▶ [EXERCISE INSTRUCTIONS]
Repeat every line exactly, keeping the pictures out of the copy.

▶ [Records from a collection]
-- start --

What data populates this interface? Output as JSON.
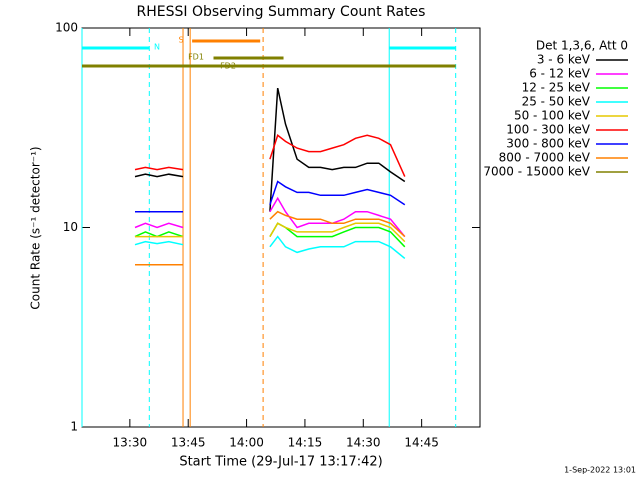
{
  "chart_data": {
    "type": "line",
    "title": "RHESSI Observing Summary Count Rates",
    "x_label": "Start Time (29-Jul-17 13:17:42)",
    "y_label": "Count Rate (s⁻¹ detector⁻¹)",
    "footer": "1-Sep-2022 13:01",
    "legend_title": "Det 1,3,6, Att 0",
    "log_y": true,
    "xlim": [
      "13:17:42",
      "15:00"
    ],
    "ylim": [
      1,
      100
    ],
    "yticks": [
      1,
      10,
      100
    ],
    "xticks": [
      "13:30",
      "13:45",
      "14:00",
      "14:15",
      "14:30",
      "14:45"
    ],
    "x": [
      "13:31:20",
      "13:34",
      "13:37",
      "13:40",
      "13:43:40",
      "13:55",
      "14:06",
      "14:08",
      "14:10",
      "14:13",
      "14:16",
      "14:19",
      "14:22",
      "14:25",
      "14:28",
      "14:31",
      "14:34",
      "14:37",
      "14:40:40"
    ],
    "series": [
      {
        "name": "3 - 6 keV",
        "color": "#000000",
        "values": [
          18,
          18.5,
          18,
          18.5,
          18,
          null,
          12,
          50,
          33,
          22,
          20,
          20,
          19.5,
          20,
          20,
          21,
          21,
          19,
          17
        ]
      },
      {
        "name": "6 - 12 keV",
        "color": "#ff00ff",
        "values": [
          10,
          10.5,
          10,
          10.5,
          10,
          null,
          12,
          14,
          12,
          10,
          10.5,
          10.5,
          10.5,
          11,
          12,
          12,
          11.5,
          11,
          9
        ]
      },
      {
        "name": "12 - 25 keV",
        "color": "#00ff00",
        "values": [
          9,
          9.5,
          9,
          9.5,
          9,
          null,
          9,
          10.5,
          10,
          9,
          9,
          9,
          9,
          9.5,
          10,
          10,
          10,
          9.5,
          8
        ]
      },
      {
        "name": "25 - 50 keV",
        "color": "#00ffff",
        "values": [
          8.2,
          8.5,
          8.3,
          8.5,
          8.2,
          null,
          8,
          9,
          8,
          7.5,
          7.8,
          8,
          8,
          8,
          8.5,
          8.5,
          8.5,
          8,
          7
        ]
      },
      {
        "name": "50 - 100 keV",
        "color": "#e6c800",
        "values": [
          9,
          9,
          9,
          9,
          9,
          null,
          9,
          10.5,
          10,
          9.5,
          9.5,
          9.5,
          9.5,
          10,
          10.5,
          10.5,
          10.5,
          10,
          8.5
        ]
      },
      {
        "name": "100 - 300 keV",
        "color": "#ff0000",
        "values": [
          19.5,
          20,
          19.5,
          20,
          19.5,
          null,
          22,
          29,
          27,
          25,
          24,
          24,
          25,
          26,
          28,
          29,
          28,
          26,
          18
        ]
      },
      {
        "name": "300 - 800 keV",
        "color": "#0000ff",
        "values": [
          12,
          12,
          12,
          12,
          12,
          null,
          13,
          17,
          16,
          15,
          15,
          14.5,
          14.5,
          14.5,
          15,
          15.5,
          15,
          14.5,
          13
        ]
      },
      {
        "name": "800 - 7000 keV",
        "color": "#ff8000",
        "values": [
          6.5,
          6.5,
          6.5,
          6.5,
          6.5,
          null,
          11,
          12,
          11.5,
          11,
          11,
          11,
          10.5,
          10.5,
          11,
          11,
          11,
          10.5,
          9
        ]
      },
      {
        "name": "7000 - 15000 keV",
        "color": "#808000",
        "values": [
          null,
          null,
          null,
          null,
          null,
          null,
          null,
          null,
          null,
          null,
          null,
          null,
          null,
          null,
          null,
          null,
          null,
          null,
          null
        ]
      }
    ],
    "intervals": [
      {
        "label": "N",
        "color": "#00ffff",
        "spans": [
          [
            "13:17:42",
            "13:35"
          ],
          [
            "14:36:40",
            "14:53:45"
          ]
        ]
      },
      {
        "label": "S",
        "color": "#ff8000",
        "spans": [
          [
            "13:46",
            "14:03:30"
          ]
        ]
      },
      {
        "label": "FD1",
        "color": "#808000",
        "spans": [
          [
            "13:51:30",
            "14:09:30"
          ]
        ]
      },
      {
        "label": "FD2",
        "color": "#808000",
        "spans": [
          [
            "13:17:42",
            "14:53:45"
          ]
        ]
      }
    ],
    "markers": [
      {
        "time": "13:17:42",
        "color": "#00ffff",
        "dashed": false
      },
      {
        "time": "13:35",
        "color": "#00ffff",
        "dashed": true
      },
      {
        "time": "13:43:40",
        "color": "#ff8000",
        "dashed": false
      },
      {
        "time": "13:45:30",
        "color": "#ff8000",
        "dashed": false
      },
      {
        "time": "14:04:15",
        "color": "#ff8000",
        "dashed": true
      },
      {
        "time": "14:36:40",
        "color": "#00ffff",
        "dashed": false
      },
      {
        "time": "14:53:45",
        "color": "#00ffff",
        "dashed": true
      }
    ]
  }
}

-- end --

▶ [OUTPUT FOR THIS EXERCISE]
What data populates this interface? Output as JSON.
{
  "chart_data": {
    "type": "line",
    "title": "RHESSI Observing Summary Count Rates",
    "x_label": "Start Time (29-Jul-17 13:17:42)",
    "y_label": "Count Rate (s⁻¹ detector⁻¹)",
    "footer": "1-Sep-2022 13:01",
    "legend_title": "Det 1,3,6, Att 0",
    "log_y": true,
    "xlim": [
      "13:17:42",
      "15:00"
    ],
    "ylim": [
      1,
      100
    ],
    "yticks": [
      1,
      10,
      100
    ],
    "xticks": [
      "13:30",
      "13:45",
      "14:00",
      "14:15",
      "14:30",
      "14:45"
    ],
    "x": [
      "13:31:20",
      "13:34",
      "13:37",
      "13:40",
      "13:43:40",
      "13:55",
      "14:06",
      "14:08",
      "14:10",
      "14:13",
      "14:16",
      "14:19",
      "14:22",
      "14:25",
      "14:28",
      "14:31",
      "14:34",
      "14:37",
      "14:40:40"
    ],
    "series": [
      {
        "name": "3 - 6 keV",
        "color": "#000000",
        "values": [
          18,
          18.5,
          18,
          18.5,
          18,
          null,
          12,
          50,
          33,
          22,
          20,
          20,
          19.5,
          20,
          20,
          21,
          21,
          19,
          17
        ]
      },
      {
        "name": "6 - 12 keV",
        "color": "#ff00ff",
        "values": [
          10,
          10.5,
          10,
          10.5,
          10,
          null,
          12,
          14,
          12,
          10,
          10.5,
          10.5,
          10.5,
          11,
          12,
          12,
          11.5,
          11,
          9
        ]
      },
      {
        "name": "12 - 25 keV",
        "color": "#00ff00",
        "values": [
          9,
          9.5,
          9,
          9.5,
          9,
          null,
          9,
          10.5,
          10,
          9,
          9,
          9,
          9,
          9.5,
          10,
          10,
          10,
          9.5,
          8
        ]
      },
      {
        "name": "25 - 50 keV",
        "color": "#00ffff",
        "values": [
          8.2,
          8.5,
          8.3,
          8.5,
          8.2,
          null,
          8,
          9,
          8,
          7.5,
          7.8,
          8,
          8,
          8,
          8.5,
          8.5,
          8.5,
          8,
          7
        ]
      },
      {
        "name": "50 - 100 keV",
        "color": "#e6c800",
        "values": [
          9,
          9,
          9,
          9,
          9,
          null,
          9,
          10.5,
          10,
          9.5,
          9.5,
          9.5,
          9.5,
          10,
          10.5,
          10.5,
          10.5,
          10,
          8.5
        ]
      },
      {
        "name": "100 - 300 keV",
        "color": "#ff0000",
        "values": [
          19.5,
          20,
          19.5,
          20,
          19.5,
          null,
          22,
          29,
          27,
          25,
          24,
          24,
          25,
          26,
          28,
          29,
          28,
          26,
          18
        ]
      },
      {
        "name": "300 - 800 keV",
        "color": "#0000ff",
        "values": [
          12,
          12,
          12,
          12,
          12,
          null,
          13,
          17,
          16,
          15,
          15,
          14.5,
          14.5,
          14.5,
          15,
          15.5,
          15,
          14.5,
          13
        ]
      },
      {
        "name": "800 - 7000 keV",
        "color": "#ff8000",
        "values": [
          6.5,
          6.5,
          6.5,
          6.5,
          6.5,
          null,
          11,
          12,
          11.5,
          11,
          11,
          11,
          10.5,
          10.5,
          11,
          11,
          11,
          10.5,
          9
        ]
      },
      {
        "name": "7000 - 15000 keV",
        "color": "#808000",
        "values": [
          null,
          null,
          null,
          null,
          null,
          null,
          null,
          null,
          null,
          null,
          null,
          null,
          null,
          null,
          null,
          null,
          null,
          null,
          null
        ]
      }
    ],
    "intervals": [
      {
        "label": "N",
        "color": "#00ffff",
        "spans": [
          [
            "13:17:42",
            "13:35"
          ],
          [
            "14:36:40",
            "14:53:45"
          ]
        ]
      },
      {
        "label": "S",
        "color": "#ff8000",
        "spans": [
          [
            "13:46",
            "14:03:30"
          ]
        ]
      },
      {
        "label": "FD1",
        "color": "#808000",
        "spans": [
          [
            "13:51:30",
            "14:09:30"
          ]
        ]
      },
      {
        "label": "FD2",
        "color": "#808000",
        "spans": [
          [
            "13:17:42",
            "14:53:45"
          ]
        ]
      }
    ],
    "markers": [
      {
        "time": "13:17:42",
        "color": "#00ffff",
        "dashed": false
      },
      {
        "time": "13:35",
        "color": "#00ffff",
        "dashed": true
      },
      {
        "time": "13:43:40",
        "color": "#ff8000",
        "dashed": false
      },
      {
        "time": "13:45:30",
        "color": "#ff8000",
        "dashed": false
      },
      {
        "time": "14:04:15",
        "color": "#ff8000",
        "dashed": true
      },
      {
        "time": "14:36:40",
        "color": "#00ffff",
        "dashed": false
      },
      {
        "time": "14:53:45",
        "color": "#00ffff",
        "dashed": true
      }
    ]
  }
}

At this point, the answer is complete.